Below are some records; repeat them all exactly, minus the pictures.

- - - - -

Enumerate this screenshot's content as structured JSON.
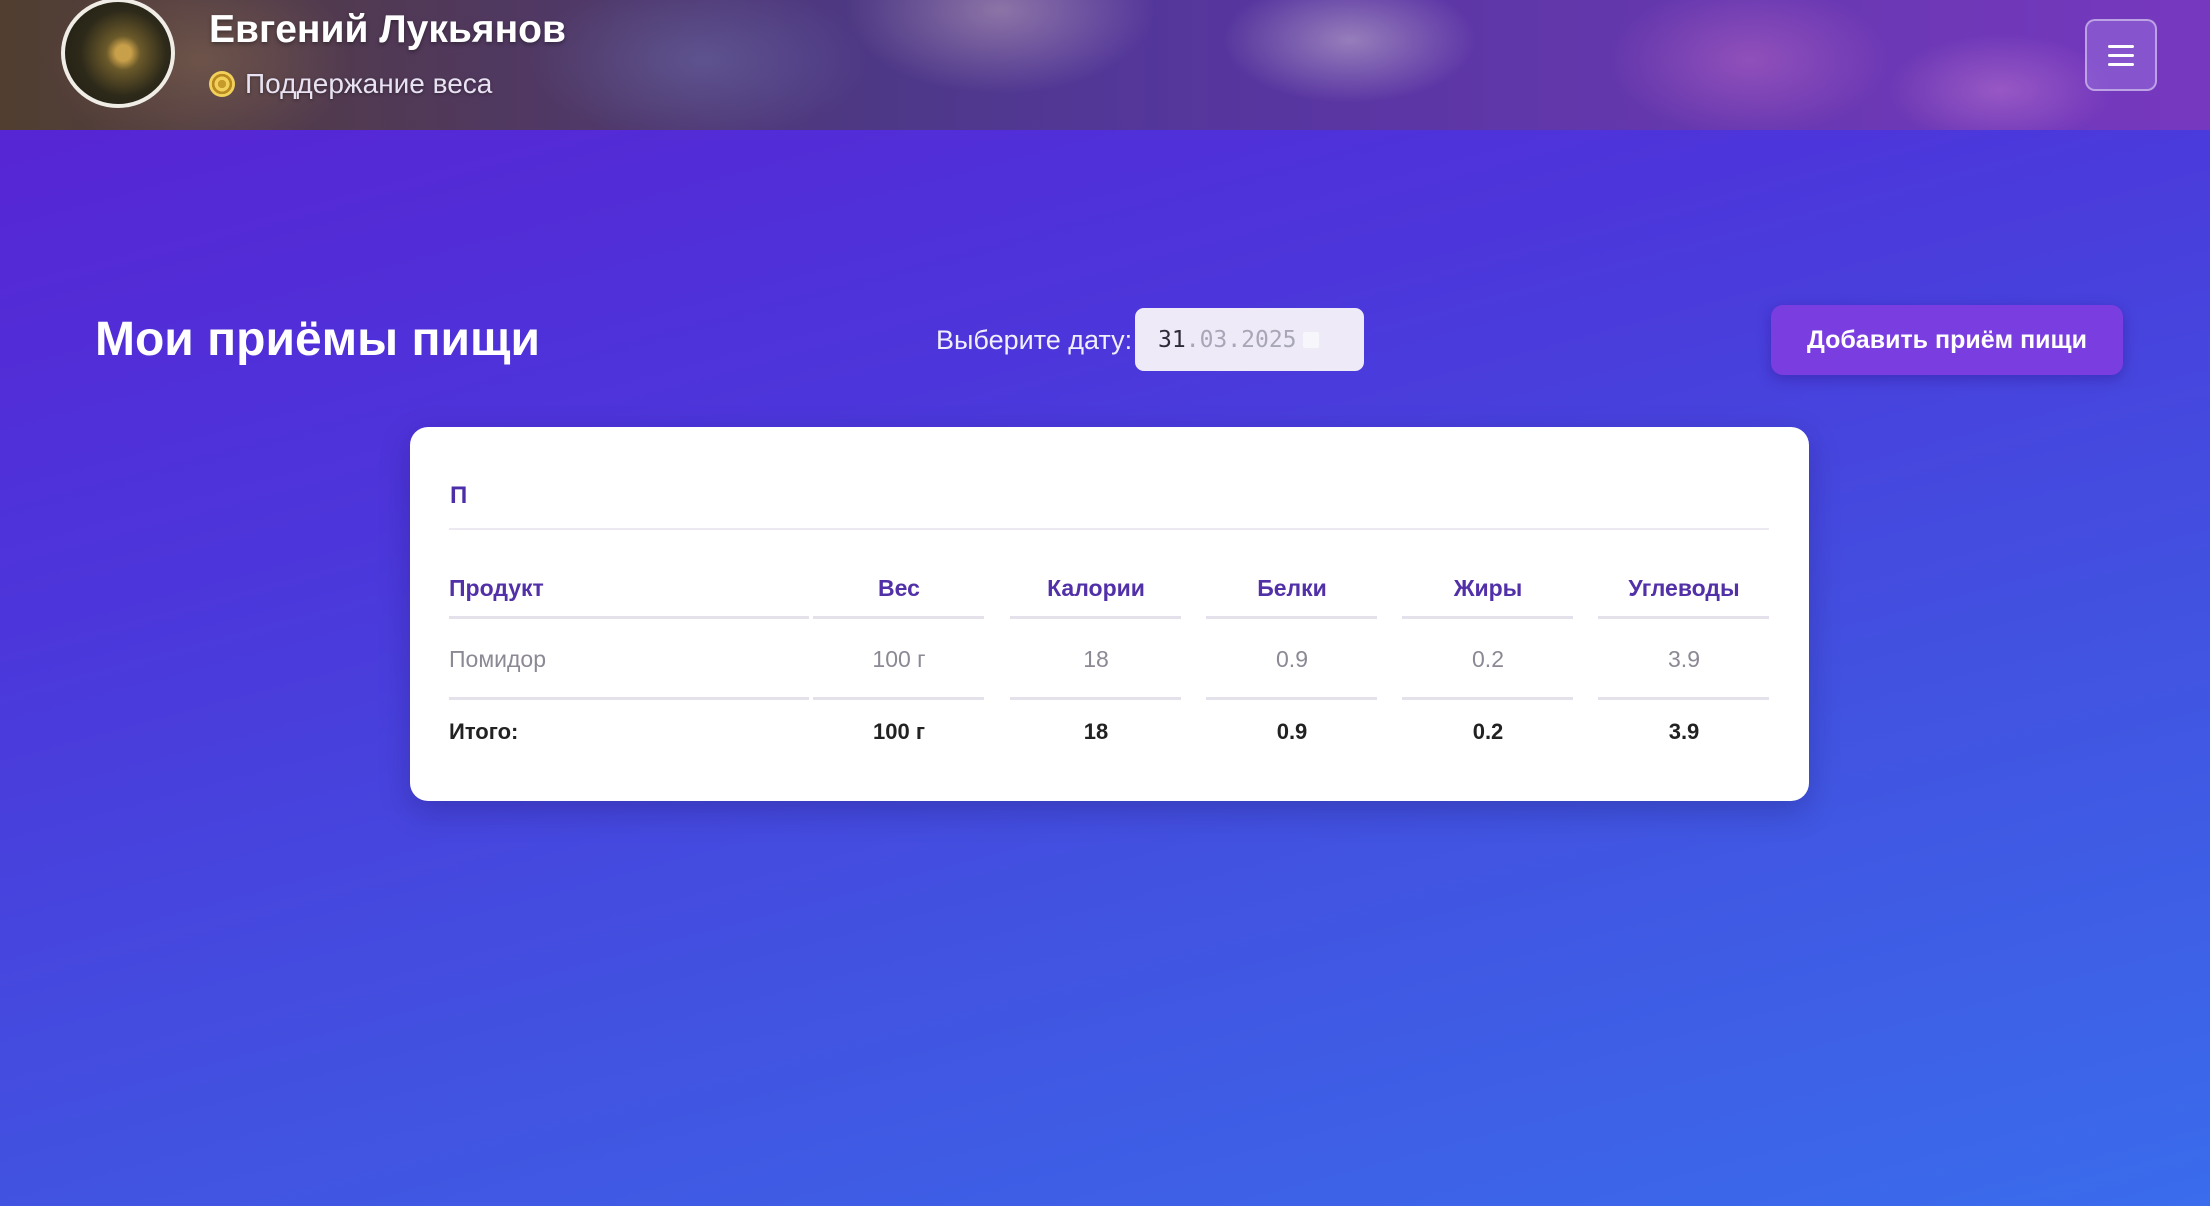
{
  "header": {
    "user_name": "Евгений Лукьянов",
    "goal": "Поддержание веса",
    "menu_icon": "hamburger-icon"
  },
  "toolbar": {
    "title": "Мои приёмы пищи",
    "date_label": "Выберите дату:",
    "date_value": {
      "day": "31",
      "month": "03",
      "year": "2025"
    },
    "add_button": "Добавить приём пищи"
  },
  "meal": {
    "name": "П",
    "columns": [
      "Продукт",
      "Вес",
      "Калории",
      "Белки",
      "Жиры",
      "Углеводы"
    ],
    "rows": [
      [
        "Помидор",
        "100 г",
        "18",
        "0.9",
        "0.2",
        "3.9"
      ]
    ],
    "totals": [
      "Итого:",
      "100 г",
      "18",
      "0.9",
      "0.2",
      "3.9"
    ]
  },
  "colors": {
    "accent": "#7a3ee0",
    "heading": "#5130a8",
    "background_start": "#5a21d2",
    "background_end": "#3a6cec"
  }
}
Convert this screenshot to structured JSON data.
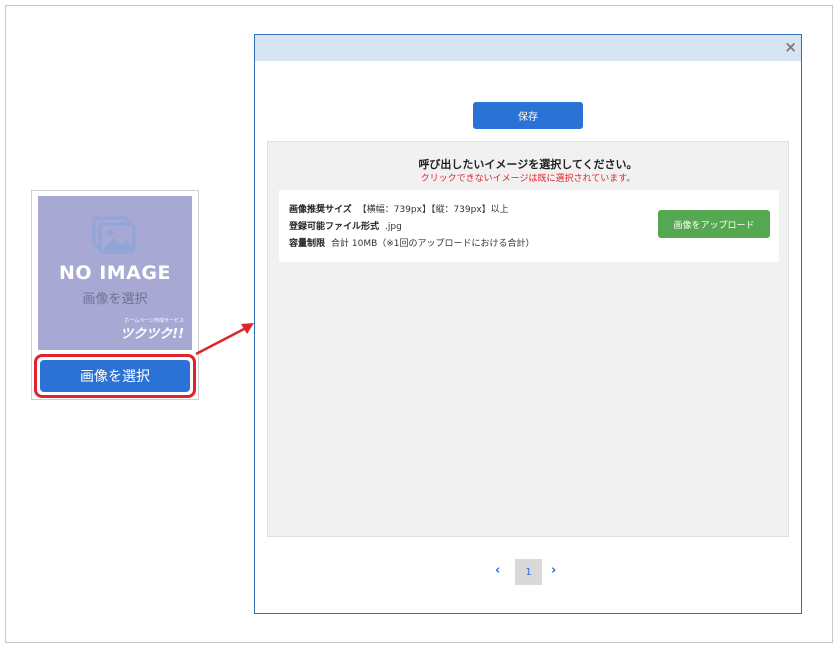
{
  "card": {
    "placeholder_main": "NO IMAGE",
    "placeholder_sub": "画像を選択",
    "logo_text": "ツクツク!!",
    "logo_sub": "ホームページ作成サービス",
    "select_button": "画像を選択"
  },
  "modal": {
    "close_symbol": "×",
    "save_button": "保存",
    "title": "呼び出したいイメージを選択してください。",
    "warning": "クリックできないイメージは既に選択されています。",
    "info": {
      "size_label": "画像推奨サイズ",
      "size_value": "【横幅：739px】【縦：739px】以上",
      "format_label": "登録可能ファイル形式",
      "format_value": ".jpg",
      "limit_label": "容量制限",
      "limit_value": "合計 10MB（※1回のアップロードにおける合計）"
    },
    "upload_button": "画像をアップロード",
    "pagination": {
      "prev": "‹",
      "current": "1",
      "next": "›"
    }
  },
  "colors": {
    "accent_blue": "#2b72d6",
    "highlight_red": "#e0242b",
    "upload_green": "#55a84f",
    "modal_header": "#d7e4f4"
  }
}
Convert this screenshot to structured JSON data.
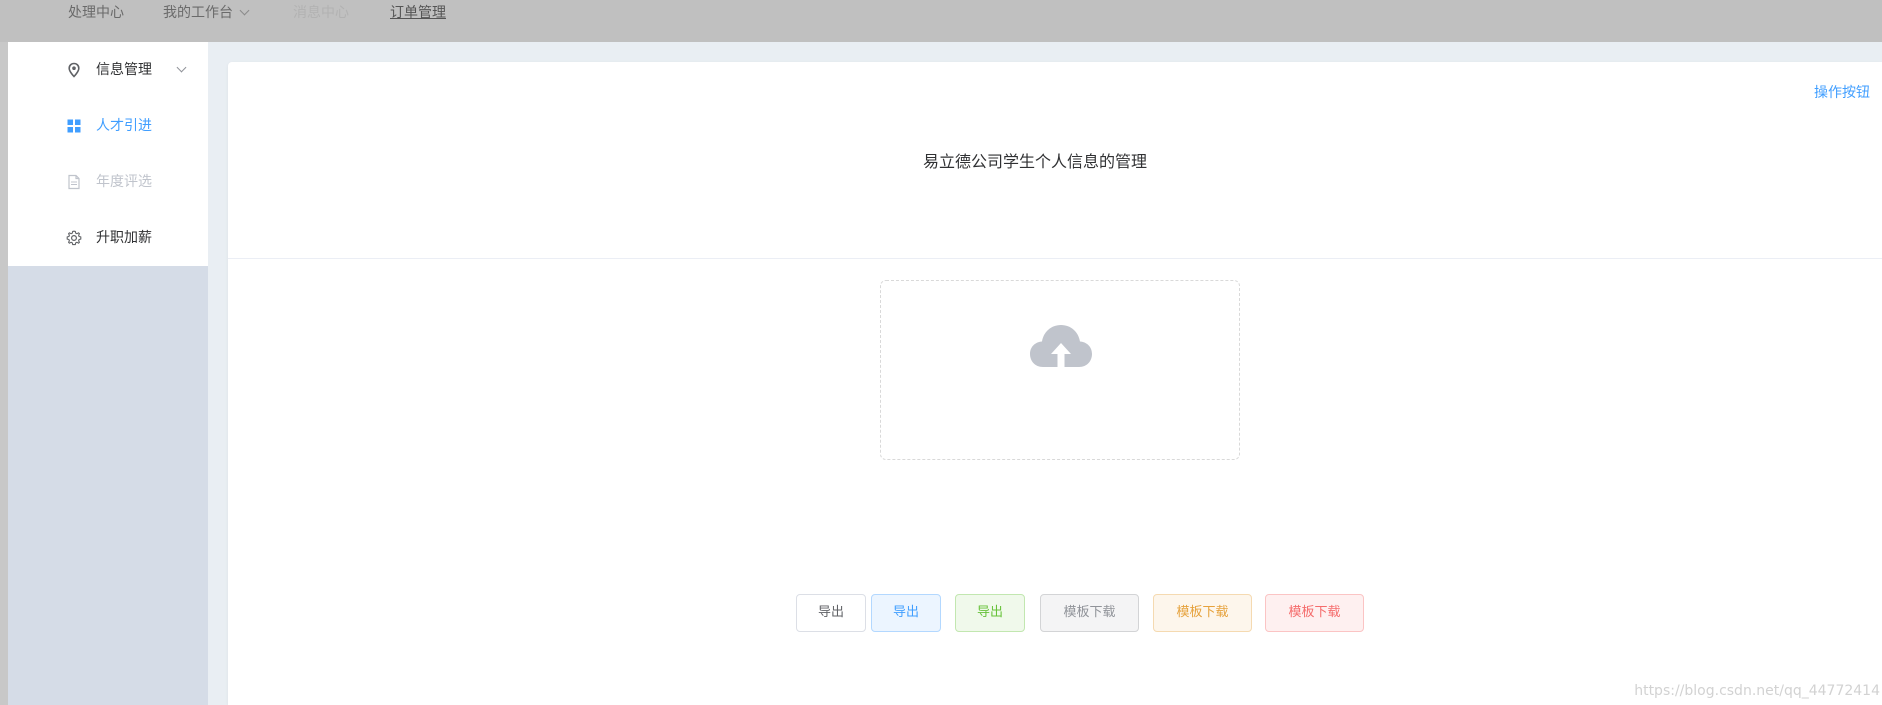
{
  "topnav": {
    "items": [
      {
        "label": "处理中心"
      },
      {
        "label": "我的工作台"
      },
      {
        "label": "消息中心"
      },
      {
        "label": "订单管理"
      }
    ]
  },
  "sidebar": {
    "items": [
      {
        "label": "信息管理",
        "icon": "location-icon"
      },
      {
        "label": "人才引进",
        "icon": "grid-icon"
      },
      {
        "label": "年度评选",
        "icon": "document-icon"
      },
      {
        "label": "升职加薪",
        "icon": "gear-icon"
      }
    ]
  },
  "card": {
    "op_button": "操作按钮",
    "title": "易立德公司学生个人信息的管理"
  },
  "upload": {
    "icon": "cloud-upload-icon"
  },
  "buttons": [
    {
      "label": "导出",
      "type": "default"
    },
    {
      "label": "导出",
      "type": "primary"
    },
    {
      "label": "导出",
      "type": "success"
    },
    {
      "label": "模板下载",
      "type": "info"
    },
    {
      "label": "模板下载",
      "type": "warning"
    },
    {
      "label": "模板下载",
      "type": "danger"
    }
  ],
  "watermark": "https://blog.csdn.net/qq_44772414",
  "colors": {
    "primary": "#409eff",
    "success": "#67c23a",
    "info": "#909399",
    "warning": "#e6a23c",
    "danger": "#f56c6c",
    "sidebar_bg": "#d5dce7",
    "topbar_bg": "#c0c0c0",
    "main_bg": "#e9eef3"
  }
}
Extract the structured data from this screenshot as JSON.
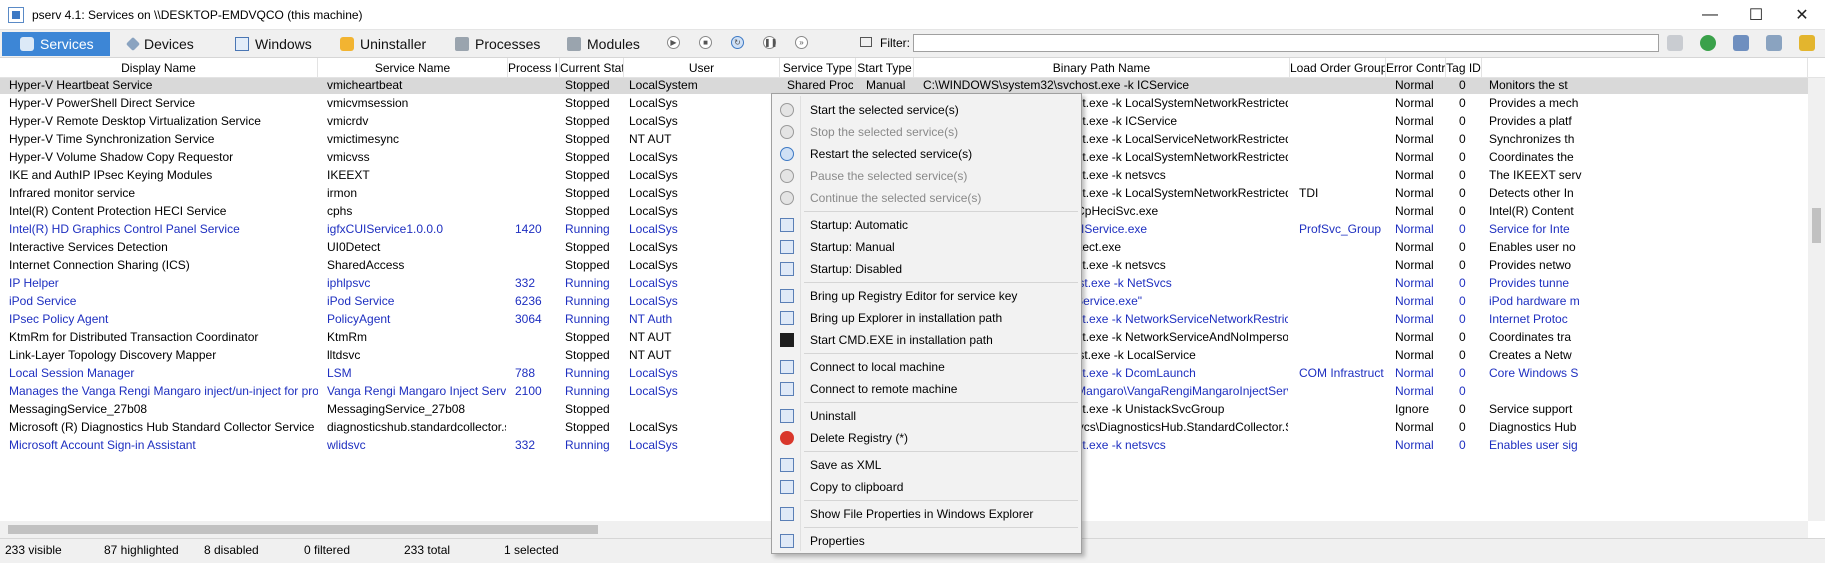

- - - - -

→ **RESPONSE**
Enumerate this screenshot's content as structured JSON.
{
  "header": {
    "user_name": "Евгений Лукьянов",
    "goal": "Поддержание веса",
    "menu_icon": "hamburger-icon"
  },
  "toolbar": {
    "title": "Мои приёмы пищи",
    "date_label": "Выберите дату:",
    "date_value": {
      "day": "31",
      "month": "03",
      "year": "2025"
    },
    "add_button": "Добавить приём пищи"
  },
  "meal": {
    "name": "П",
    "columns": [
      "Продукт",
      "Вес",
      "Калории",
      "Белки",
      "Жиры",
      "Углеводы"
    ],
    "rows": [
      [
        "Помидор",
        "100 г",
        "18",
        "0.9",
        "0.2",
        "3.9"
      ]
    ],
    "totals": [
      "Итого:",
      "100 г",
      "18",
      "0.9",
      "0.2",
      "3.9"
    ]
  },
  "colors": {
    "accent": "#7a3ee0",
    "heading": "#5130a8",
    "background_start": "#5a21d2",
    "background_end": "#3a6cec"
  }
}
Convert this screenshot to structured JSON data.
{
  "card": {
    "placeholder_main": "NO IMAGE",
    "placeholder_sub": "画像を選択",
    "logo_text": "ツクツク!!",
    "logo_sub": "ホームページ作成サービス",
    "select_button": "画像を選択"
  },
  "modal": {
    "close_symbol": "×",
    "save_button": "保存",
    "title": "呼び出したいイメージを選択してください。",
    "warning": "クリックできないイメージは既に選択されています。",
    "info": {
      "size_label": "画像推奨サイズ",
      "size_value": "【横幅：739px】【縦：739px】以上",
      "format_label": "登録可能ファイル形式",
      "format_value": ".jpg",
      "limit_label": "容量制限",
      "limit_value": "合計 10MB（※1回のアップロードにおける合計）"
    },
    "upload_button": "画像をアップロード",
    "pagination": {
      "prev": "‹",
      "current": "1",
      "next": "›"
    }
  },
  "colors": {
    "accent_blue": "#2b72d6",
    "highlight_red": "#e0242b",
    "upload_green": "#55a84f",
    "modal_header": "#d7e4f4"
  }
}
Convert this screenshot to structured JSON data.
{
  "topnav": {
    "items": [
      {
        "label": "处理中心"
      },
      {
        "label": "我的工作台"
      },
      {
        "label": "消息中心"
      },
      {
        "label": "订单管理"
      }
    ]
  },
  "sidebar": {
    "items": [
      {
        "label": "信息管理",
        "icon": "location-icon"
      },
      {
        "label": "人才引进",
        "icon": "grid-icon"
      },
      {
        "label": "年度评选",
        "icon": "document-icon"
      },
      {
        "label": "升职加薪",
        "icon": "gear-icon"
      }
    ]
  },
  "card": {
    "op_button": "操作按钮",
    "title": "易立德公司学生个人信息的管理"
  },
  "upload": {
    "icon": "cloud-upload-icon"
  },
  "buttons": [
    {
      "label": "导出",
      "type": "default"
    },
    {
      "label": "导出",
      "type": "primary"
    },
    {
      "label": "导出",
      "type": "success"
    },
    {
      "label": "模板下载",
      "type": "info"
    },
    {
      "label": "模板下载",
      "type": "warning"
    },
    {
      "label": "模板下载",
      "type": "danger"
    }
  ],
  "watermark": "https://blog.csdn.net/qq_44772414",
  "colors": {
    "primary": "#409eff",
    "success": "#67c23a",
    "info": "#909399",
    "warning": "#e6a23c",
    "danger": "#f56c6c",
    "sidebar_bg": "#d5dce7",
    "topbar_bg": "#c0c0c0",
    "main_bg": "#e9eef3"
  }
}
Extract the structured data from this screenshot as JSON.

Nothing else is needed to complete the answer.